Reproduce every entry exactly.

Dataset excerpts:
--*--

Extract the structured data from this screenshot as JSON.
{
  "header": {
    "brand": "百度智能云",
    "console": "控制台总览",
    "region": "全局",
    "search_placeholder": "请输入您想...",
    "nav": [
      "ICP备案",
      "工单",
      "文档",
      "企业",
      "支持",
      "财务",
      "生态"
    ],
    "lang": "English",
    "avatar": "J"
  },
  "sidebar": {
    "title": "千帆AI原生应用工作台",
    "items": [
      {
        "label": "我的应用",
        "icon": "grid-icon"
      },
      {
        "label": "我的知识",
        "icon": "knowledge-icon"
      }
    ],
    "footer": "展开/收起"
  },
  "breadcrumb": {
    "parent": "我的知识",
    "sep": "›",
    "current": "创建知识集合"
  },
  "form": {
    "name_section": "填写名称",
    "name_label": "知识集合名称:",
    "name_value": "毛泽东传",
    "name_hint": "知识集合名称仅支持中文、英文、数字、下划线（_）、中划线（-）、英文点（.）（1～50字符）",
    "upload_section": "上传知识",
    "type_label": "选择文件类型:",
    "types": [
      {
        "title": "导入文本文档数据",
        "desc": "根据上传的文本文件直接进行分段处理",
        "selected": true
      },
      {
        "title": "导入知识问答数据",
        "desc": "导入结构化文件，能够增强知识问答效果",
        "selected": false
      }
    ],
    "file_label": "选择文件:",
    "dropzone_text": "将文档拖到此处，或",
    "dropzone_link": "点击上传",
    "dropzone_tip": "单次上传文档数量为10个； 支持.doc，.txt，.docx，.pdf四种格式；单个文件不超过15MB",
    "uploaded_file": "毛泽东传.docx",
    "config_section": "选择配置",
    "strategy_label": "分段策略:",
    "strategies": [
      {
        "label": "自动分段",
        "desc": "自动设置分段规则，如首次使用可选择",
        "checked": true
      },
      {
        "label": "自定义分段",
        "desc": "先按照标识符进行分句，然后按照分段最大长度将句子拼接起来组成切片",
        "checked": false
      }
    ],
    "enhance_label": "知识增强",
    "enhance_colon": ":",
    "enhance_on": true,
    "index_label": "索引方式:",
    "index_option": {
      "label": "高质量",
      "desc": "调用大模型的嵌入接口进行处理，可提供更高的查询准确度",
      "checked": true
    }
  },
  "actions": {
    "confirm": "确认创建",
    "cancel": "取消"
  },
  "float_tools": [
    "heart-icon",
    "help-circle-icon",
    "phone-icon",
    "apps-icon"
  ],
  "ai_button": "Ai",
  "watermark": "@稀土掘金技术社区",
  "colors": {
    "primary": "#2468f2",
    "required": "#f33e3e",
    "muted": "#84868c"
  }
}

--*--

• **EXERCISE OUTPUT**:
Extract the structured data from this screenshot as JSON.
{
  "header": {
    "brand": "百度智能云",
    "console": "控制台总览",
    "region": "全局",
    "search_placeholder": "请输入您想...",
    "nav": [
      "ICP备案",
      "工单",
      "文档",
      "企业",
      "支持",
      "财务",
      "生态"
    ],
    "lang": "English",
    "avatar": "J"
  },
  "sidebar": {
    "title": "千帆AI原生应用工作台",
    "items": [
      {
        "label": "我的应用",
        "icon": "grid-icon"
      },
      {
        "label": "我的知识",
        "icon": "knowledge-icon"
      }
    ],
    "footer": "展开/收起"
  },
  "breadcrumb": {
    "parent": "我的知识",
    "sep": "›",
    "current": "创建知识集合"
  },
  "form": {
    "name_section": "填写名称",
    "name_label": "知识集合名称:",
    "name_value": "毛泽东传",
    "name_hint": "知识集合名称仅支持中文、英文、数字、下划线（_）、中划线（-）、英文点（.）（1～50字符）",
    "upload_section": "上传知识",
    "type_label": "选择文件类型:",
    "types": [
      {
        "title": "导入文本文档数据",
        "desc": "根据上传的文本文件直接进行分段处理",
        "selected": true
      },
      {
        "title": "导入知识问答数据",
        "desc": "导入结构化文件，能够增强知识问答效果",
        "selected": false
      }
    ],
    "file_label": "选择文件:",
    "dropzone_text": "将文档拖到此处，或",
    "dropzone_link": "点击上传",
    "dropzone_tip": "单次上传文档数量为10个； 支持.doc，.txt，.docx，.pdf四种格式；单个文件不超过15MB",
    "uploaded_file": "毛泽东传.docx",
    "config_section": "选择配置",
    "strategy_label": "分段策略:",
    "strategies": [
      {
        "label": "自动分段",
        "desc": "自动设置分段规则，如首次使用可选择",
        "checked": true
      },
      {
        "label": "自定义分段",
        "desc": "先按照标识符进行分句，然后按照分段最大长度将句子拼接起来组成切片",
        "checked": false
      }
    ],
    "enhance_label": "知识增强",
    "enhance_colon": ":",
    "enhance_on": true,
    "index_label": "索引方式:",
    "index_option": {
      "label": "高质量",
      "desc": "调用大模型的嵌入接口进行处理，可提供更高的查询准确度",
      "checked": true
    }
  },
  "actions": {
    "confirm": "确认创建",
    "cancel": "取消"
  },
  "float_tools": [
    "heart-icon",
    "help-circle-icon",
    "phone-icon",
    "apps-icon"
  ],
  "ai_button": "Ai",
  "watermark": "@稀土掘金技术社区",
  "colors": {
    "primary": "#2468f2",
    "required": "#f33e3e",
    "muted": "#84868c"
  }
}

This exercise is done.